Stated problem:
Pick out the lines in the listing below that contain the word "this" and copy them.
>> Start
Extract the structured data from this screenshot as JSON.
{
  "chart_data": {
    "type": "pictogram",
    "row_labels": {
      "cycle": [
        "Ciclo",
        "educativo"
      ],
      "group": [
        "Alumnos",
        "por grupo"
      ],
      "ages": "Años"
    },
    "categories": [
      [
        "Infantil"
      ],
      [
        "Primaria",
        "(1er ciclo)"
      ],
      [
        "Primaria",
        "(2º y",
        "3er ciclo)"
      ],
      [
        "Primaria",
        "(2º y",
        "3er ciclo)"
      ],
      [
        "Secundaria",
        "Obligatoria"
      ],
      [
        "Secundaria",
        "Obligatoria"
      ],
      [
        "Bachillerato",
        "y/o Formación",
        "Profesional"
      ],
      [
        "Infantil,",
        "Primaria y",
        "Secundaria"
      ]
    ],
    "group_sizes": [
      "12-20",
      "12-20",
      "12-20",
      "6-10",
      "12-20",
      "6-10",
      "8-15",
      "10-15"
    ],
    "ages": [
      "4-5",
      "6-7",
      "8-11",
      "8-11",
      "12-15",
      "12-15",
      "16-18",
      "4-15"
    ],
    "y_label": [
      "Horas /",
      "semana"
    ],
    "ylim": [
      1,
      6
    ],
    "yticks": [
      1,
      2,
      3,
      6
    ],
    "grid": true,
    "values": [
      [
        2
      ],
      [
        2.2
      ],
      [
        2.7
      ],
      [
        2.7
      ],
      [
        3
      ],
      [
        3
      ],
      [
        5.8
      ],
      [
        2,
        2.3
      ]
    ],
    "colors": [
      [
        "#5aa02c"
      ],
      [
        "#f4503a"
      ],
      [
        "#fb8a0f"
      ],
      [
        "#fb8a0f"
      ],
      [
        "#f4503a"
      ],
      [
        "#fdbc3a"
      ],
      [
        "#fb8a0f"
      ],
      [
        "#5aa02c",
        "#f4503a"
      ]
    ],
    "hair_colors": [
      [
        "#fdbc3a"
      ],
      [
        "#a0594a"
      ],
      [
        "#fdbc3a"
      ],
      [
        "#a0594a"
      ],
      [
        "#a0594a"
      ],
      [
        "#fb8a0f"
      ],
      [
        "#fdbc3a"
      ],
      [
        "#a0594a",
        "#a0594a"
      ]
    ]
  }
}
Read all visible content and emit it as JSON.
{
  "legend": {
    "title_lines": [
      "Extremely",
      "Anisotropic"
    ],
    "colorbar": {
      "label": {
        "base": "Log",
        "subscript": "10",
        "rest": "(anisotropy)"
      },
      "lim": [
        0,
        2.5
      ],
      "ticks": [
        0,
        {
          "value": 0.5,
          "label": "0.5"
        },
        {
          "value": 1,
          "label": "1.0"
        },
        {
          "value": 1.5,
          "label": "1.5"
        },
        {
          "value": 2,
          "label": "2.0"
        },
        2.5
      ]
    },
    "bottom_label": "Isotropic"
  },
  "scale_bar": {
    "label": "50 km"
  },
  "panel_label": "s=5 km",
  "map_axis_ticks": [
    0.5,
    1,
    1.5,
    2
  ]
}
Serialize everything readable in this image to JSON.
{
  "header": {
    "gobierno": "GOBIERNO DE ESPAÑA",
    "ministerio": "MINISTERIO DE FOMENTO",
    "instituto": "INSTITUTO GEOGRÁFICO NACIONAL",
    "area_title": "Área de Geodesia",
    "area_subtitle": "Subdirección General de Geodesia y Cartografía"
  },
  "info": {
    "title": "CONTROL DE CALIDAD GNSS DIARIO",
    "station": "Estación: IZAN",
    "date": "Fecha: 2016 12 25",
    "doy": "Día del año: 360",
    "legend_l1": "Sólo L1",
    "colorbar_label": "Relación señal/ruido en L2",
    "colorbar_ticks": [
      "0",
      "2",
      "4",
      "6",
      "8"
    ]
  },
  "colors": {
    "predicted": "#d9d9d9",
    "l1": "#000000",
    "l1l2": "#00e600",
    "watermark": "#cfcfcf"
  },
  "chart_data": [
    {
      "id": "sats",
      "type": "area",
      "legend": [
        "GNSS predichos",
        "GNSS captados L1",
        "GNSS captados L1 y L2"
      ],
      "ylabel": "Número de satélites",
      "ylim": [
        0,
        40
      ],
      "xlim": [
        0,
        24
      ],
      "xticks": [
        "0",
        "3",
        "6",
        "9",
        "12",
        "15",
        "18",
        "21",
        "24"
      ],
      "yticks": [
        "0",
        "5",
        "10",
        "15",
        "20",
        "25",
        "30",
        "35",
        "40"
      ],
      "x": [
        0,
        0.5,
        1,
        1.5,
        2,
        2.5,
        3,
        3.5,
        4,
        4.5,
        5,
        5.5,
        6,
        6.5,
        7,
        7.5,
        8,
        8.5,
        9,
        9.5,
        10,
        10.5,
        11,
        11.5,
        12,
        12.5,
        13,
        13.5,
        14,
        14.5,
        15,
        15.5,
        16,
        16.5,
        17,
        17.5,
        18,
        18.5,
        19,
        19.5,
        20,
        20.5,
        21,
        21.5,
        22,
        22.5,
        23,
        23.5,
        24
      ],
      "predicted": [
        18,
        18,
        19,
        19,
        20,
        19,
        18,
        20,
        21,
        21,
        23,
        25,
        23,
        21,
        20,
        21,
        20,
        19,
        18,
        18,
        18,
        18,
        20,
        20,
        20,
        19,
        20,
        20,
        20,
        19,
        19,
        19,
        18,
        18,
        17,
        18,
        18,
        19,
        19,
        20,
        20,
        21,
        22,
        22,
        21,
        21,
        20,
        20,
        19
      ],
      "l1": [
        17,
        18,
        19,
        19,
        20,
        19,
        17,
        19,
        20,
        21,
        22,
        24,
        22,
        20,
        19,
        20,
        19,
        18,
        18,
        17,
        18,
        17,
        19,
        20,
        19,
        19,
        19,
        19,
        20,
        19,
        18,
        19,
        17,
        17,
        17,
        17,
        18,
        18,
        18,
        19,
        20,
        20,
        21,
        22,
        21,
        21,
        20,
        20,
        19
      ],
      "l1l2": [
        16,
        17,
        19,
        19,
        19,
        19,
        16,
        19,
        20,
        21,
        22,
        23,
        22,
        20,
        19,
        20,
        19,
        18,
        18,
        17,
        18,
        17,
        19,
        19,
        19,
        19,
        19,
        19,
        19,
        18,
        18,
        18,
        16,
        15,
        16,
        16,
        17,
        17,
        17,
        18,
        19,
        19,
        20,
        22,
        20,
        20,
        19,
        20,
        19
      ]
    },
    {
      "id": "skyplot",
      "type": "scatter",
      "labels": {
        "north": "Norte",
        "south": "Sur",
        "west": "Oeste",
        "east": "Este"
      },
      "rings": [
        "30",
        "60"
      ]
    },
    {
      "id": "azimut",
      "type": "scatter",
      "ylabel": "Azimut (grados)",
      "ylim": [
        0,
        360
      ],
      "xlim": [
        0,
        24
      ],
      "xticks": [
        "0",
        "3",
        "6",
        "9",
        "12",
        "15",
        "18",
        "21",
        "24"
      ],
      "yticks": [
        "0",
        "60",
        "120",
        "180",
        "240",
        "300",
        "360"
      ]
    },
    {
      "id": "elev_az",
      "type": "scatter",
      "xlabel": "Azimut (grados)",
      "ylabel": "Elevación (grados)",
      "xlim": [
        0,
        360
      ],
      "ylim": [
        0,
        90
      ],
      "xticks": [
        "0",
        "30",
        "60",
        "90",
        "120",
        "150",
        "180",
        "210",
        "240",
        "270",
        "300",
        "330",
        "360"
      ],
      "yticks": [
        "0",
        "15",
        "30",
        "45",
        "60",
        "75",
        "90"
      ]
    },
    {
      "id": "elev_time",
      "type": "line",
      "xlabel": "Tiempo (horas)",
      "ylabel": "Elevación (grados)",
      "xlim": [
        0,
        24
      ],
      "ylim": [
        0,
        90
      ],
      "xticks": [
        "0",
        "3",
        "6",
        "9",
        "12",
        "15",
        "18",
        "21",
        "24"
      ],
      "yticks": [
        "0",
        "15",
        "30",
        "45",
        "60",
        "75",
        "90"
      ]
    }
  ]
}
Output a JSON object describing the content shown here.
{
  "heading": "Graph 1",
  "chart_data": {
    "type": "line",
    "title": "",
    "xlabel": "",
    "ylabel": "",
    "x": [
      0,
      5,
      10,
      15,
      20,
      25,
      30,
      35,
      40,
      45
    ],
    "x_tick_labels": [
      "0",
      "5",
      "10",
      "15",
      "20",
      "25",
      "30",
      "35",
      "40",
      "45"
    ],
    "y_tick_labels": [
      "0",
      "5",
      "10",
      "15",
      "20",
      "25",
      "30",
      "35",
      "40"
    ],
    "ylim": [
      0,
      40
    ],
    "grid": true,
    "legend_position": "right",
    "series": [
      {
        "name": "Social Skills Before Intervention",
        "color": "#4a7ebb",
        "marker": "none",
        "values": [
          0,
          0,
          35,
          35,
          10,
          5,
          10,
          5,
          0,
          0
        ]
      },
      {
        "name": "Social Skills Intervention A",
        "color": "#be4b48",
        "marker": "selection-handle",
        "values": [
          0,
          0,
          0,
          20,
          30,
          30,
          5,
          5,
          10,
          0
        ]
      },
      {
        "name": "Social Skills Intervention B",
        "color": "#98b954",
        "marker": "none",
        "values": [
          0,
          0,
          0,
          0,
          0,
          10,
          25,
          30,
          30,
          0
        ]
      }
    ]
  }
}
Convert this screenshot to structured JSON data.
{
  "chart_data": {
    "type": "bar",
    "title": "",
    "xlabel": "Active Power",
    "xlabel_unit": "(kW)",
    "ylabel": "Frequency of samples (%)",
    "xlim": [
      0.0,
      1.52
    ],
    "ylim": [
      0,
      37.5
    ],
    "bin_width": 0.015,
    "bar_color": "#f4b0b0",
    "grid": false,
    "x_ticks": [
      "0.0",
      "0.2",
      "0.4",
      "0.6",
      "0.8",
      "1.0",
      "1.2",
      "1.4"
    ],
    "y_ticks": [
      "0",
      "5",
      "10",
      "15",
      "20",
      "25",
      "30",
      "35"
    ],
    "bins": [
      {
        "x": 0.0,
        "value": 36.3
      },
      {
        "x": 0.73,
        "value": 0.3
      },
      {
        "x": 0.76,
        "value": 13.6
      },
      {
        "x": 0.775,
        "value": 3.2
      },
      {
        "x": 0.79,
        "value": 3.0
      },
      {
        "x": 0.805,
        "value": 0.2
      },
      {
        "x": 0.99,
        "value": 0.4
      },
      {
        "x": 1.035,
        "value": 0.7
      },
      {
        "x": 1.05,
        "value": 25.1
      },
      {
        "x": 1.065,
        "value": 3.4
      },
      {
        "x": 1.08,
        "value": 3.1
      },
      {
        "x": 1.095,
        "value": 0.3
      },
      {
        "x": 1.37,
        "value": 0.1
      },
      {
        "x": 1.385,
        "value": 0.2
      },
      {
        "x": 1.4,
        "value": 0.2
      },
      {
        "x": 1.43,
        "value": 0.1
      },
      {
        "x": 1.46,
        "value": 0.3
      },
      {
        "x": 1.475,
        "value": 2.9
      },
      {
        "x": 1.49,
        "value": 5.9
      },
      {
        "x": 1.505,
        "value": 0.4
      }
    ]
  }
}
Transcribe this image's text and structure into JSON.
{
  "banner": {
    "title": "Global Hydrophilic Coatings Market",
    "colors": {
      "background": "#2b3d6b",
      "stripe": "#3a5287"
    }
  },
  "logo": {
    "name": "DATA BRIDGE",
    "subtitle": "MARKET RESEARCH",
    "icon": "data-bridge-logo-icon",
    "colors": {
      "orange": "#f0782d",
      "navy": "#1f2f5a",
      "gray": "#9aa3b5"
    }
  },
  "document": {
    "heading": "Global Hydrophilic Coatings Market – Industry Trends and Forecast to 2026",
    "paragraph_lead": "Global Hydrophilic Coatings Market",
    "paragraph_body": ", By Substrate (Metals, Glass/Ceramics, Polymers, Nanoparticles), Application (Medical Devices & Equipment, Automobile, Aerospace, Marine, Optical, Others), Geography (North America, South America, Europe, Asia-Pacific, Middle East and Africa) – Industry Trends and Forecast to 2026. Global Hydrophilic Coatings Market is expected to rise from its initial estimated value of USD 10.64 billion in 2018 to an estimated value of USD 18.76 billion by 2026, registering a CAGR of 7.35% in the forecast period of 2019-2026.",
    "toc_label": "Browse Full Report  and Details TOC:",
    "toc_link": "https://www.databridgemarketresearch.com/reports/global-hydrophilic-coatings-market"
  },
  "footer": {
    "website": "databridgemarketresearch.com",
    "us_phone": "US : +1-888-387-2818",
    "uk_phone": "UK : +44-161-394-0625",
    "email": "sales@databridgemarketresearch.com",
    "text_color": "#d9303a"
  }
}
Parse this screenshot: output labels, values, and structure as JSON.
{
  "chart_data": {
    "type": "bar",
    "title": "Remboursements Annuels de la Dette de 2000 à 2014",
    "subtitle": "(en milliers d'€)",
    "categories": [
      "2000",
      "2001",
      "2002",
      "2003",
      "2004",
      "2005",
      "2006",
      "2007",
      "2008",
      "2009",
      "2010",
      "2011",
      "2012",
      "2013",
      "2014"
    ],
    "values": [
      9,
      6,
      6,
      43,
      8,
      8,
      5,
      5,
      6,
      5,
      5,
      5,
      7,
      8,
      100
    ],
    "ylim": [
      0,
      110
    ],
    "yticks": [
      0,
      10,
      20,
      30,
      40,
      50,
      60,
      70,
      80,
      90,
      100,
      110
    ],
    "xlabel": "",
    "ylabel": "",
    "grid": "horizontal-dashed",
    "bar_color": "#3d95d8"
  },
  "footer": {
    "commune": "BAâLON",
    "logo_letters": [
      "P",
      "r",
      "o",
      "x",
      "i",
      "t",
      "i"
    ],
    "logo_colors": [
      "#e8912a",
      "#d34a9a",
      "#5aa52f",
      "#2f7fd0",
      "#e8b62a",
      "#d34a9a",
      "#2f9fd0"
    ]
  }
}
>> End
Task answer:
Extract the structured data from this screenshot as JSON.
Serialize everything readable in this image to JSON.
Convert this screenshot to structured JSON data.
Transcribe this image's text and structure into JSON.
Parse this screenshot: output labels, values, and structure as JSON.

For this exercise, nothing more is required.